TASK —
Write the records out again, precisely as they stand.

..........

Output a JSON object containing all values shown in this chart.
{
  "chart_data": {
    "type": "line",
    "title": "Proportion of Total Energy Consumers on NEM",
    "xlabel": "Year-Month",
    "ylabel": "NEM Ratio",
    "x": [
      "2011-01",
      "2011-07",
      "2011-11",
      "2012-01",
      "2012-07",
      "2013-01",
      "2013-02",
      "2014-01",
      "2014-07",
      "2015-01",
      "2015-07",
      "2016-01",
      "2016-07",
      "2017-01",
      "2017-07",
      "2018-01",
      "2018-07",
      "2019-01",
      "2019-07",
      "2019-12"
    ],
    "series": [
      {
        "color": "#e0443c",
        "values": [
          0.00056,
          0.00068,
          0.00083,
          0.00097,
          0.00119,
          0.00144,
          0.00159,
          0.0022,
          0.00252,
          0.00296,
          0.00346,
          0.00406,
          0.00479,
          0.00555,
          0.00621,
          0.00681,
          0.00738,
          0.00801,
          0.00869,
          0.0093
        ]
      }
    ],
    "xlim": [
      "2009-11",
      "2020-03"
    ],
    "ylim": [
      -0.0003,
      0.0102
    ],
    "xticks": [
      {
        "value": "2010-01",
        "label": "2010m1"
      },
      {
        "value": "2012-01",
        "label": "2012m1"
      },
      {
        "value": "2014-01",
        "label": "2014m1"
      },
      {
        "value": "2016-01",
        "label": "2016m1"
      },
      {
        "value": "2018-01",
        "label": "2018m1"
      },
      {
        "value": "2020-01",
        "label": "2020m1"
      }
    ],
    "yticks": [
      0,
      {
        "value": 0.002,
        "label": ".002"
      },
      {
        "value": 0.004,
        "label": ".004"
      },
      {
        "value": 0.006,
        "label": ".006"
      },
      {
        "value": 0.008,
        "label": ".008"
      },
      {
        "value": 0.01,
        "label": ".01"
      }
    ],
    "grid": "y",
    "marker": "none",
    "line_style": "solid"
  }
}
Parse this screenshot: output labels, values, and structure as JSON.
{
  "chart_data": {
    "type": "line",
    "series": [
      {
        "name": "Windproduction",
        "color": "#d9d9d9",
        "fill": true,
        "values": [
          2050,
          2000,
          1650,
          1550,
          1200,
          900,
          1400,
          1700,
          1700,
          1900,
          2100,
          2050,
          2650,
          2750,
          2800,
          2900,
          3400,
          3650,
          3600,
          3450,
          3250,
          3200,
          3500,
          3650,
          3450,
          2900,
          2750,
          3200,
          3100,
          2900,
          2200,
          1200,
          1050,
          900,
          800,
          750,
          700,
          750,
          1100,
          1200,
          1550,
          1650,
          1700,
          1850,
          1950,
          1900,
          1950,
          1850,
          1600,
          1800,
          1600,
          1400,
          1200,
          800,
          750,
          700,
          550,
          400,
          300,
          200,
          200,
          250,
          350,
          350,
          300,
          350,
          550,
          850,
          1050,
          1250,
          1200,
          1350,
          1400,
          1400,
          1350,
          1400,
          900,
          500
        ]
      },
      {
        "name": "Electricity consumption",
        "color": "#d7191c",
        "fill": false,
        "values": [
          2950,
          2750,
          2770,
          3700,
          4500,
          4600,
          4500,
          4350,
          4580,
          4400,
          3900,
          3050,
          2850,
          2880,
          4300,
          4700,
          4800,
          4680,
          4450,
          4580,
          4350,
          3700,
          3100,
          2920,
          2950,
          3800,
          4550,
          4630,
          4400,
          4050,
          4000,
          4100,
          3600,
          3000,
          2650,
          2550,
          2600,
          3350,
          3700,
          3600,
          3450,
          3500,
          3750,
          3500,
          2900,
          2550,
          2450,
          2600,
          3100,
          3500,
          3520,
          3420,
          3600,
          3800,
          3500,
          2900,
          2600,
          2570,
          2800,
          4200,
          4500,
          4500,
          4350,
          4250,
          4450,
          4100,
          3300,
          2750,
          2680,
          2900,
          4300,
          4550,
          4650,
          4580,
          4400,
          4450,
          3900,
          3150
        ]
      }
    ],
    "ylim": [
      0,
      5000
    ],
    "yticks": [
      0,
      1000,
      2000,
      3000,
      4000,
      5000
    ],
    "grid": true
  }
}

..........

RESPONSE —
Output a JSON object containing all values shown in this chart.
{
  "chart_data": {
    "type": "line",
    "title": "Proportion of Total Energy Consumers on NEM",
    "xlabel": "Year-Month",
    "ylabel": "NEM Ratio",
    "x": [
      "2011-01",
      "2011-07",
      "2011-11",
      "2012-01",
      "2012-07",
      "2013-01",
      "2013-02",
      "2014-01",
      "2014-07",
      "2015-01",
      "2015-07",
      "2016-01",
      "2016-07",
      "2017-01",
      "2017-07",
      "2018-01",
      "2018-07",
      "2019-01",
      "2019-07",
      "2019-12"
    ],
    "series": [
      {
        "color": "#e0443c",
        "values": [
          0.00056,
          0.00068,
          0.00083,
          0.00097,
          0.00119,
          0.00144,
          0.00159,
          0.0022,
          0.00252,
          0.00296,
          0.00346,
          0.00406,
          0.00479,
          0.00555,
          0.00621,
          0.00681,
          0.00738,
          0.00801,
          0.00869,
          0.0093
        ]
      }
    ],
    "xlim": [
      "2009-11",
      "2020-03"
    ],
    "ylim": [
      -0.0003,
      0.0102
    ],
    "xticks": [
      {
        "value": "2010-01",
        "label": "2010m1"
      },
      {
        "value": "2012-01",
        "label": "2012m1"
      },
      {
        "value": "2014-01",
        "label": "2014m1"
      },
      {
        "value": "2016-01",
        "label": "2016m1"
      },
      {
        "value": "2018-01",
        "label": "2018m1"
      },
      {
        "value": "2020-01",
        "label": "2020m1"
      }
    ],
    "yticks": [
      0,
      {
        "value": 0.002,
        "label": ".002"
      },
      {
        "value": 0.004,
        "label": ".004"
      },
      {
        "value": 0.006,
        "label": ".006"
      },
      {
        "value": 0.008,
        "label": ".008"
      },
      {
        "value": 0.01,
        "label": ".01"
      }
    ],
    "grid": "y",
    "marker": "none",
    "line_style": "solid"
  }
}
Parse this screenshot: output labels, values, and structure as JSON.
{
  "chart_data": {
    "type": "line",
    "series": [
      {
        "name": "Windproduction",
        "color": "#d9d9d9",
        "fill": true,
        "values": [
          2050,
          2000,
          1650,
          1550,
          1200,
          900,
          1400,
          1700,
          1700,
          1900,
          2100,
          2050,
          2650,
          2750,
          2800,
          2900,
          3400,
          3650,
          3600,
          3450,
          3250,
          3200,
          3500,
          3650,
          3450,
          2900,
          2750,
          3200,
          3100,
          2900,
          2200,
          1200,
          1050,
          900,
          800,
          750,
          700,
          750,
          1100,
          1200,
          1550,
          1650,
          1700,
          1850,
          1950,
          1900,
          1950,
          1850,
          1600,
          1800,
          1600,
          1400,
          1200,
          800,
          750,
          700,
          550,
          400,
          300,
          200,
          200,
          250,
          350,
          350,
          300,
          350,
          550,
          850,
          1050,
          1250,
          1200,
          1350,
          1400,
          1400,
          1350,
          1400,
          900,
          500
        ]
      },
      {
        "name": "Electricity consumption",
        "color": "#d7191c",
        "fill": false,
        "values": [
          2950,
          2750,
          2770,
          3700,
          4500,
          4600,
          4500,
          4350,
          4580,
          4400,
          3900,
          3050,
          2850,
          2880,
          4300,
          4700,
          4800,
          4680,
          4450,
          4580,
          4350,
          3700,
          3100,
          2920,
          2950,
          3800,
          4550,
          4630,
          4400,
          4050,
          4000,
          4100,
          3600,
          3000,
          2650,
          2550,
          2600,
          3350,
          3700,
          3600,
          3450,
          3500,
          3750,
          3500,
          2900,
          2550,
          2450,
          2600,
          3100,
          3500,
          3520,
          3420,
          3600,
          3800,
          3500,
          2900,
          2600,
          2570,
          2800,
          4200,
          4500,
          4500,
          4350,
          4250,
          4450,
          4100,
          3300,
          2750,
          2680,
          2900,
          4300,
          4550,
          4650,
          4580,
          4400,
          4450,
          3900,
          3150
        ]
      }
    ],
    "ylim": [
      0,
      5000
    ],
    "yticks": [
      0,
      1000,
      2000,
      3000,
      4000,
      5000
    ],
    "grid": true
  }
}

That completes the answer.